**Request**
Lines before the one containing "Reverse-engineer this chart into JSON." are excluded; retype that line and all remaining lines of the material exactly.

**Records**

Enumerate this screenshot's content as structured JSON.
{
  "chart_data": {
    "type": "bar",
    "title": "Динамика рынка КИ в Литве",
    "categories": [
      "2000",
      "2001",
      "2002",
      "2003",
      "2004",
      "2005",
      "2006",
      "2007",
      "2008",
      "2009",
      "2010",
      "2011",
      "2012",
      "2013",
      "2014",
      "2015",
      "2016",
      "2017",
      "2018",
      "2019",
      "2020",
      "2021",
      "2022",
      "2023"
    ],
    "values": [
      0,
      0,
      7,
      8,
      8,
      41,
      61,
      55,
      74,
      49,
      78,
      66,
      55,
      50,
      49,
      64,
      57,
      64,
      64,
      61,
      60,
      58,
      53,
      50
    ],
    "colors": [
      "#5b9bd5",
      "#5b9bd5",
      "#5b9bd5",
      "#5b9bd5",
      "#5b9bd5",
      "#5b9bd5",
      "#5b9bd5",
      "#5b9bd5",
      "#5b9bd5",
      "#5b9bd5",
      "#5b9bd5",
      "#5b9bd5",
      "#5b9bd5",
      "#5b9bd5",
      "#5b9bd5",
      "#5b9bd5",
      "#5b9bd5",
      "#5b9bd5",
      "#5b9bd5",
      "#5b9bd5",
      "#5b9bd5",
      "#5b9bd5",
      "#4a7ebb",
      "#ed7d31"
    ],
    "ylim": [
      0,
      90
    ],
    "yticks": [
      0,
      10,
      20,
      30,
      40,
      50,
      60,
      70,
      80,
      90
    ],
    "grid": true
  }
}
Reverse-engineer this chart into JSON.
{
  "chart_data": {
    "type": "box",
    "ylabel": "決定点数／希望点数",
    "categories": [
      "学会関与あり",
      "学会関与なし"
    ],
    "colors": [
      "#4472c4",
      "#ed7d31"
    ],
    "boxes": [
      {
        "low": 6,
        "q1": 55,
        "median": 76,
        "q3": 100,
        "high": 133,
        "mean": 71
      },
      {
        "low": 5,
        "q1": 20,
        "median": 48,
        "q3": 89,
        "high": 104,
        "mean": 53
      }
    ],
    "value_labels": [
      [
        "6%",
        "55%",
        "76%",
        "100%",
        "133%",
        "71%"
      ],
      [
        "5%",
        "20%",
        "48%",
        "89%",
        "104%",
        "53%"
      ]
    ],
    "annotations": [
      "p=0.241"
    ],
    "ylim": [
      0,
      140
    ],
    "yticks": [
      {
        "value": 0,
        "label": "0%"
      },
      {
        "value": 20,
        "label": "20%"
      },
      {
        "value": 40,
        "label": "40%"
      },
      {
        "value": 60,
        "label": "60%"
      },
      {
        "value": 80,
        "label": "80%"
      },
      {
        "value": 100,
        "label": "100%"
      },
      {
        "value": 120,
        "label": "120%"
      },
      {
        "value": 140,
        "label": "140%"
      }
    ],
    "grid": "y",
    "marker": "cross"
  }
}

**Exercise output**
Reverse-engineer this chart into JSON.
{
  "chart_data": {
    "type": "box",
    "ylabel": "決定点数／希望点数",
    "categories": [
      "学会関与あり",
      "学会関与なし"
    ],
    "colors": [
      "#4472c4",
      "#ed7d31"
    ],
    "boxes": [
      {
        "low": 6,
        "q1": 55,
        "median": 76,
        "q3": 100,
        "high": 133,
        "mean": 71
      },
      {
        "low": 5,
        "q1": 20,
        "median": 48,
        "q3": 89,
        "high": 104,
        "mean": 53
      }
    ],
    "value_labels": [
      [
        "6%",
        "55%",
        "76%",
        "100%",
        "133%",
        "71%"
      ],
      [
        "5%",
        "20%",
        "48%",
        "89%",
        "104%",
        "53%"
      ]
    ],
    "annotations": [
      "p=0.241"
    ],
    "ylim": [
      0,
      140
    ],
    "yticks": [
      {
        "value": 0,
        "label": "0%"
      },
      {
        "value": 20,
        "label": "20%"
      },
      {
        "value": 40,
        "label": "40%"
      },
      {
        "value": 60,
        "label": "60%"
      },
      {
        "value": 80,
        "label": "80%"
      },
      {
        "value": 100,
        "label": "100%"
      },
      {
        "value": 120,
        "label": "120%"
      },
      {
        "value": 140,
        "label": "140%"
      }
    ],
    "grid": "y",
    "marker": "cross"
  }
}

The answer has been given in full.